> **EXERCISE BRIEF**:
Pull every line with the word "المادة" out of the entries below.

> **DATA TO USE**:
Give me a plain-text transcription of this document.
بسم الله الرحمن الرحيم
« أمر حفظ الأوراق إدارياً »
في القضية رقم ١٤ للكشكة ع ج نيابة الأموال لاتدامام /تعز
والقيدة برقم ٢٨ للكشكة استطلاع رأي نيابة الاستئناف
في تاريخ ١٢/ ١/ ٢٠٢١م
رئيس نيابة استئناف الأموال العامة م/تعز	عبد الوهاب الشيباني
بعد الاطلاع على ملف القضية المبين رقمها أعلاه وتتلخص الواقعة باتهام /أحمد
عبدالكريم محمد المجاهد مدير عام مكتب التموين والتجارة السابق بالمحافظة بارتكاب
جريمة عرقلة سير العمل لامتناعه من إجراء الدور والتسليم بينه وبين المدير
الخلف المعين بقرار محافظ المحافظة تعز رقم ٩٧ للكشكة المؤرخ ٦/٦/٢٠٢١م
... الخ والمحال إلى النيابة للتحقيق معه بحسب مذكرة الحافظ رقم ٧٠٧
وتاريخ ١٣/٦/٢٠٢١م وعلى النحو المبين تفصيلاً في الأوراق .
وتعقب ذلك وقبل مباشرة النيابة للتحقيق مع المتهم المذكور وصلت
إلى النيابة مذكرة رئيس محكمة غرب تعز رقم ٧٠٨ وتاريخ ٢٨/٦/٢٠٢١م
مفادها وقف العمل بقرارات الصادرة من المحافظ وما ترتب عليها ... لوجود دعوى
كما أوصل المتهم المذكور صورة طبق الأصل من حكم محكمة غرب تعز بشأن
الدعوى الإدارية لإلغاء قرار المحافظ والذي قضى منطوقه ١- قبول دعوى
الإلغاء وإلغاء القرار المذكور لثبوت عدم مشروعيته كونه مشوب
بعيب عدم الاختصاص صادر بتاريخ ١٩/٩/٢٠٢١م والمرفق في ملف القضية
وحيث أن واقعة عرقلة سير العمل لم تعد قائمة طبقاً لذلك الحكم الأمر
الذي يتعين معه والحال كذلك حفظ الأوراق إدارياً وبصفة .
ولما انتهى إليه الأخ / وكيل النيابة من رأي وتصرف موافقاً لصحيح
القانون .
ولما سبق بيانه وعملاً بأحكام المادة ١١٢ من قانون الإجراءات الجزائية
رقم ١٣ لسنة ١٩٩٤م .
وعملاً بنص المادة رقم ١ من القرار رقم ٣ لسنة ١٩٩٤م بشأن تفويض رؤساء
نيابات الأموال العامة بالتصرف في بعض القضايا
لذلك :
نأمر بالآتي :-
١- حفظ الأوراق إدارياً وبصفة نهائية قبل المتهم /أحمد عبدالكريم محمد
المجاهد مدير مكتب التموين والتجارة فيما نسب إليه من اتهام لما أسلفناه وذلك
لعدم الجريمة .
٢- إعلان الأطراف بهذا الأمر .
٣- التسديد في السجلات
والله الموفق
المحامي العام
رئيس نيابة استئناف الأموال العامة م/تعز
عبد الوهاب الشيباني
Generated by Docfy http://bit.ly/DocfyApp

> **TASK OUTPUT**:
ولما سبق بيانه وعملاً بأحكام المادة ١١٢ من قانون الإجراءات الجزائية
وعملاً بنص المادة رقم ١ من القرار رقم ٣ لسنة ١٩٩٤م بشأن تفويض رؤساء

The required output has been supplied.